>> BEGIN RECORD LIST

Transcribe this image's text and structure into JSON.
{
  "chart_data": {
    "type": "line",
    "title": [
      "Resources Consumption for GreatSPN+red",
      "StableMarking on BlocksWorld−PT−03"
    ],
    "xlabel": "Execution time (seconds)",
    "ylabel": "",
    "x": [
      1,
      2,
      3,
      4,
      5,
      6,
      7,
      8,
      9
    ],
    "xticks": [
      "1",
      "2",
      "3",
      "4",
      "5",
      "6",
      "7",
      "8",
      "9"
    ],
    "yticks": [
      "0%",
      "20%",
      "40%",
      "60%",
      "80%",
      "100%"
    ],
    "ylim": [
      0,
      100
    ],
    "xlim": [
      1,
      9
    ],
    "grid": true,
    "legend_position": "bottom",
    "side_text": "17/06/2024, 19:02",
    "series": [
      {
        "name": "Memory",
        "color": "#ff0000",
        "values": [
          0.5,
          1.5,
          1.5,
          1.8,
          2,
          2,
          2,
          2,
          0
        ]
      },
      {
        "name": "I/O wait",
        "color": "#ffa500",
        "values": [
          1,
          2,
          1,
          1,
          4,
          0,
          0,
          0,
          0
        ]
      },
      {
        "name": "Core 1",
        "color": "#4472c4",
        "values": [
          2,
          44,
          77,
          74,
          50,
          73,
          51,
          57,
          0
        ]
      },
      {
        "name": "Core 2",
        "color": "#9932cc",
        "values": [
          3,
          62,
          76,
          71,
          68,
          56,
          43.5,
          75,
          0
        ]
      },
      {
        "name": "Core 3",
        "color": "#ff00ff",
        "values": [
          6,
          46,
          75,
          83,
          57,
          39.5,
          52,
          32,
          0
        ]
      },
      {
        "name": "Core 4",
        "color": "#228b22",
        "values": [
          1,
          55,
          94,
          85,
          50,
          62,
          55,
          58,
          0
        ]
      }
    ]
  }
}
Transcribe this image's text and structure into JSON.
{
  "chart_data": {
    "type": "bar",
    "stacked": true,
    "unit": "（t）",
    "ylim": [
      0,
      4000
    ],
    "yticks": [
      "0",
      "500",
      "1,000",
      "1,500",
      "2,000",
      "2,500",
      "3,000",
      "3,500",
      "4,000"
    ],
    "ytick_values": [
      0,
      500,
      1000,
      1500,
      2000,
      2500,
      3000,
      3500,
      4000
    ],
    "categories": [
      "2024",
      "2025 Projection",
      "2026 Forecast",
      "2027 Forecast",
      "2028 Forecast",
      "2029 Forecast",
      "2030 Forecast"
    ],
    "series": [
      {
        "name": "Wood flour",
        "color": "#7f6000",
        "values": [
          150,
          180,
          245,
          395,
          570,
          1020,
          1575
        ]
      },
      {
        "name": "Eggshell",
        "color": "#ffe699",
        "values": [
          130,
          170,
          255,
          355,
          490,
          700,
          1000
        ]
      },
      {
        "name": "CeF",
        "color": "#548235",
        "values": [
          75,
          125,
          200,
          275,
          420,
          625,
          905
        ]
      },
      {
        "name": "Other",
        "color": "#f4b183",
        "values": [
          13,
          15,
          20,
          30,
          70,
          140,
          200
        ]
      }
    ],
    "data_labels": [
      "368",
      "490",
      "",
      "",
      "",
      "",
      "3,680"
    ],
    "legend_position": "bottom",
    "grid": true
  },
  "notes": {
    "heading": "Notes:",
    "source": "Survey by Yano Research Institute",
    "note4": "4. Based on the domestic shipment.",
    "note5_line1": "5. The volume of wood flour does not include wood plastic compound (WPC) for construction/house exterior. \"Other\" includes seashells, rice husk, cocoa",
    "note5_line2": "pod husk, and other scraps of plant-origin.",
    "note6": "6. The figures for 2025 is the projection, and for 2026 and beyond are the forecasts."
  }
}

>> END RECORD LIST

**STATED PROBLEM**
Pull every line containing the word "color" out of the material and copy it.

**FINISHED TASK**
        "color": "#ff0000",
        "color": "#ffa500",
        "color": "#4472c4",
        "color": "#9932cc",
        "color": "#ff00ff",
        "color": "#228b22",
        "color": "#7f6000",
        "color": "#ffe699",
        "color": "#548235",
        "color": "#f4b183",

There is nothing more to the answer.